===== Provided entries

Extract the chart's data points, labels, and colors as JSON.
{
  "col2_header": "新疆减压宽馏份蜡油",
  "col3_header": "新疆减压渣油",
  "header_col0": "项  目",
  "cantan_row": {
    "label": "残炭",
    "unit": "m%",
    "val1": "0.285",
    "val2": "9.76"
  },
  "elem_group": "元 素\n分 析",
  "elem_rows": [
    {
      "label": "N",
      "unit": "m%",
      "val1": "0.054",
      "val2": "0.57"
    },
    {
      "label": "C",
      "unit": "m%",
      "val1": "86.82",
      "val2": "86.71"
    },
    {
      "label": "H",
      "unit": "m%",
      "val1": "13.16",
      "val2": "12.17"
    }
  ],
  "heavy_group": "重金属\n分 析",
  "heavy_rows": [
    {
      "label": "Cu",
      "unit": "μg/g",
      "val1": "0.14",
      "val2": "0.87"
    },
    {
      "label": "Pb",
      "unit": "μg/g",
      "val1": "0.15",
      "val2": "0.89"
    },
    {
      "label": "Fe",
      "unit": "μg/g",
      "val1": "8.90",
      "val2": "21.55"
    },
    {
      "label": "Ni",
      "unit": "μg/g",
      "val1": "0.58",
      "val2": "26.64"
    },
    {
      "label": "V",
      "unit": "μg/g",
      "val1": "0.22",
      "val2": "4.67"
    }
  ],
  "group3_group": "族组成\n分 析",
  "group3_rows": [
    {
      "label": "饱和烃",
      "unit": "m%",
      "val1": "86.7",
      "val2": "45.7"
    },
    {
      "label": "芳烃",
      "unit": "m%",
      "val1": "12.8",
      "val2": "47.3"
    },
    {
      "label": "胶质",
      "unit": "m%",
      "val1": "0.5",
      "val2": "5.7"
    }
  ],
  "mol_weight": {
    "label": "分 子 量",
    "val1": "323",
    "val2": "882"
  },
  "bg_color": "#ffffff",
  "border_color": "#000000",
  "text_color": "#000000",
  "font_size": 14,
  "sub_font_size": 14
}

==========

What you are asked to do:
Reproduce the records above exactly.

Answer to this exercise:
Extract the chart's data points, labels, and colors as JSON.
{
  "col2_header": "新疆减压宽馏份蜡油",
  "col3_header": "新疆减压渣油",
  "header_col0": "项  目",
  "cantan_row": {
    "label": "残炭",
    "unit": "m%",
    "val1": "0.285",
    "val2": "9.76"
  },
  "elem_group": "元 素\n分 析",
  "elem_rows": [
    {
      "label": "N",
      "unit": "m%",
      "val1": "0.054",
      "val2": "0.57"
    },
    {
      "label": "C",
      "unit": "m%",
      "val1": "86.82",
      "val2": "86.71"
    },
    {
      "label": "H",
      "unit": "m%",
      "val1": "13.16",
      "val2": "12.17"
    }
  ],
  "heavy_group": "重金属\n分 析",
  "heavy_rows": [
    {
      "label": "Cu",
      "unit": "μg/g",
      "val1": "0.14",
      "val2": "0.87"
    },
    {
      "label": "Pb",
      "unit": "μg/g",
      "val1": "0.15",
      "val2": "0.89"
    },
    {
      "label": "Fe",
      "unit": "μg/g",
      "val1": "8.90",
      "val2": "21.55"
    },
    {
      "label": "Ni",
      "unit": "μg/g",
      "val1": "0.58",
      "val2": "26.64"
    },
    {
      "label": "V",
      "unit": "μg/g",
      "val1": "0.22",
      "val2": "4.67"
    }
  ],
  "group3_group": "族组成\n分 析",
  "group3_rows": [
    {
      "label": "饱和烃",
      "unit": "m%",
      "val1": "86.7",
      "val2": "45.7"
    },
    {
      "label": "芳烃",
      "unit": "m%",
      "val1": "12.8",
      "val2": "47.3"
    },
    {
      "label": "胶质",
      "unit": "m%",
      "val1": "0.5",
      "val2": "5.7"
    }
  ],
  "mol_weight": {
    "label": "分 子 量",
    "val1": "323",
    "val2": "882"
  },
  "bg_color": "#ffffff",
  "border_color": "#000000",
  "text_color": "#000000",
  "font_size": 14,
  "sub_font_size": 14
}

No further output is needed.